===== SOURCE MATERIAL

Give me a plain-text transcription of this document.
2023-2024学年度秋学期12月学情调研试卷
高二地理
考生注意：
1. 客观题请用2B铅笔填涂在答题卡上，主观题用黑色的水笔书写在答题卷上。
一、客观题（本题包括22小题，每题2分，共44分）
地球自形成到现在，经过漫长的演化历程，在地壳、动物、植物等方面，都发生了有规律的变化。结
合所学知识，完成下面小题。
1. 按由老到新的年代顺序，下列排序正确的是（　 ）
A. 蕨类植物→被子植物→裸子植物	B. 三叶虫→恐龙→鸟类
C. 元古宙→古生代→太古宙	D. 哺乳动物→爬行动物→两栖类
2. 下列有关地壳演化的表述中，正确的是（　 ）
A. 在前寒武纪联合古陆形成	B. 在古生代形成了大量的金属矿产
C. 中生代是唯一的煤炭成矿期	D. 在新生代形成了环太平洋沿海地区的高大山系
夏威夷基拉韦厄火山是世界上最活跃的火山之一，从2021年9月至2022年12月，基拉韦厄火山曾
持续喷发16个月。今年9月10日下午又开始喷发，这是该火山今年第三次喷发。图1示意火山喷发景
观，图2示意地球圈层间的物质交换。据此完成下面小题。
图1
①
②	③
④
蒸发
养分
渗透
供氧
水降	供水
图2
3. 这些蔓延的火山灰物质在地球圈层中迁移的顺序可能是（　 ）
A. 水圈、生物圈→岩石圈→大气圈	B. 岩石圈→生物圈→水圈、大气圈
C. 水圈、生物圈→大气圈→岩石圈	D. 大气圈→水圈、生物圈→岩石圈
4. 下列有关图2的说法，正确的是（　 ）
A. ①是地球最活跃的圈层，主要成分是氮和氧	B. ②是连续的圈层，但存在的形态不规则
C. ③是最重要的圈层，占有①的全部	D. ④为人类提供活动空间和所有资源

==========
===== SOURCE MATERIAL

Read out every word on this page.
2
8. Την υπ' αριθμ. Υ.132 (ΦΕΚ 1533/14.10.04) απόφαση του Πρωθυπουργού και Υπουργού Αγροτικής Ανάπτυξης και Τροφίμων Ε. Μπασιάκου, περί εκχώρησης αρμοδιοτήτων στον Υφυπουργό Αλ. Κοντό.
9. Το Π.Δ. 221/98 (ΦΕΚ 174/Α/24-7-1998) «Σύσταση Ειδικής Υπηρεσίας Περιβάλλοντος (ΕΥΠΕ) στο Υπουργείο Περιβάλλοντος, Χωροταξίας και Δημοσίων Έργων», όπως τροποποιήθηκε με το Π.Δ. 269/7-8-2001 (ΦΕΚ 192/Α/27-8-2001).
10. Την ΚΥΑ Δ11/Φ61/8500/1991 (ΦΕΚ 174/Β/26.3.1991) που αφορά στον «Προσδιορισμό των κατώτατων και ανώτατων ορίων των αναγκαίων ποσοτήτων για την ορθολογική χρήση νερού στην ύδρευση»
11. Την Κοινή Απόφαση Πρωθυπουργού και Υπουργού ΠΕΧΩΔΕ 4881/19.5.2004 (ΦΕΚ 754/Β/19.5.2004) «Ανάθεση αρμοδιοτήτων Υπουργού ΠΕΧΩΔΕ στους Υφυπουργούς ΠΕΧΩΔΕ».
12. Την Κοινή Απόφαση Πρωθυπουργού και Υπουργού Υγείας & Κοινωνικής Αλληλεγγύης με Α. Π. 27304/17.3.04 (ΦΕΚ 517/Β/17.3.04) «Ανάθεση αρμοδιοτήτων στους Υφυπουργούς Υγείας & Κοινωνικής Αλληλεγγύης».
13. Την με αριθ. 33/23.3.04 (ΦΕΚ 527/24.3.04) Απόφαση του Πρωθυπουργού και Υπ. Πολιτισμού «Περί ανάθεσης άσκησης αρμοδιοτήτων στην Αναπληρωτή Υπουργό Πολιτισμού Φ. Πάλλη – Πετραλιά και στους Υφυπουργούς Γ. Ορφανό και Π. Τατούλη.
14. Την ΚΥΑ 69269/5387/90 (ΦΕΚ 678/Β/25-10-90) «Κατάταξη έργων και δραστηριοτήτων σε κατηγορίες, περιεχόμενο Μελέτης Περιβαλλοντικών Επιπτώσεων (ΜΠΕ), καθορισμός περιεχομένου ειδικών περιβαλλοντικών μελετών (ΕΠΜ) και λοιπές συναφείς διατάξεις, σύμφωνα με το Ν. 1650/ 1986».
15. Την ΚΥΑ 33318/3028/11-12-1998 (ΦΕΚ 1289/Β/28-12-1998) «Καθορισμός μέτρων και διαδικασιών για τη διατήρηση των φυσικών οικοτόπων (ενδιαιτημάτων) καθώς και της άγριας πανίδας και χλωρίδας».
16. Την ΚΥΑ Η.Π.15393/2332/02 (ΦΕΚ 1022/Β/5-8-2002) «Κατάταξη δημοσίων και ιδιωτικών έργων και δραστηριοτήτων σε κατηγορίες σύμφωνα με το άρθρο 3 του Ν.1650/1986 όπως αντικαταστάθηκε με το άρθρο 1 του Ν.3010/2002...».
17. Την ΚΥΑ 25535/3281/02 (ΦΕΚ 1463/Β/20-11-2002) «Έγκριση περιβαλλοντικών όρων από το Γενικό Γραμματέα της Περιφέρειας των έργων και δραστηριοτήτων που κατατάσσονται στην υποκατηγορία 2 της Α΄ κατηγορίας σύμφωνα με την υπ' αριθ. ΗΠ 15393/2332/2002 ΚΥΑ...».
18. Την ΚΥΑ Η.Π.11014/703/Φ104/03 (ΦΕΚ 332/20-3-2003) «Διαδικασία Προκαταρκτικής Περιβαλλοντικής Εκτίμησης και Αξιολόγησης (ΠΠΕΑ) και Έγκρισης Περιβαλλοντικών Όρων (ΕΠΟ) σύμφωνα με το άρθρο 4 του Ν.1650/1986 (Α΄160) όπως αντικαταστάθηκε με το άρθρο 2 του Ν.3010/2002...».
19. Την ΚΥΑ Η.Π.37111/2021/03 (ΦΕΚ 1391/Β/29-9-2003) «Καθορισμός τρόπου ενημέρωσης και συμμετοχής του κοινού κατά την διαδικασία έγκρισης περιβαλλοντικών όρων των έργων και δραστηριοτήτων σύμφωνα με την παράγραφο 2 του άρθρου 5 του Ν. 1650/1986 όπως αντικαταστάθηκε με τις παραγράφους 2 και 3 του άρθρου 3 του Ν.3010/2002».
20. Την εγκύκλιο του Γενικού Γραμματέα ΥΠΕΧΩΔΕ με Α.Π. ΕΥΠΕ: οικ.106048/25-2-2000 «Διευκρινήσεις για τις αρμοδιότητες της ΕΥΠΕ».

==========

YOUR GOAL | Extract lines where the string "Κοινή" occurs.

EXERCISE ANSWER |
11. Την Κοινή Απόφαση Πρωθυπουργού και Υπουργού ΠΕΧΩΔΕ 4881/19.5.2004 (ΦΕΚ 754/Β/19.5.2004) «Ανάθεση αρμοδιοτήτων Υπουργού ΠΕΧΩΔΕ στους Υφυπουργούς ΠΕΧΩΔΕ».
12. Την Κοινή Απόφαση Πρωθυπουργού και Υπουργού Υγείας & Κοινωνικής Αλληλεγγύης με Α. Π. 27304/17.3.04 (ΦΕΚ 517/Β/17.3.04) «Ανάθεση αρμοδιοτήτων στους Υφυπουργούς Υγείας & Κοινωνικής Αλληλεγγύης».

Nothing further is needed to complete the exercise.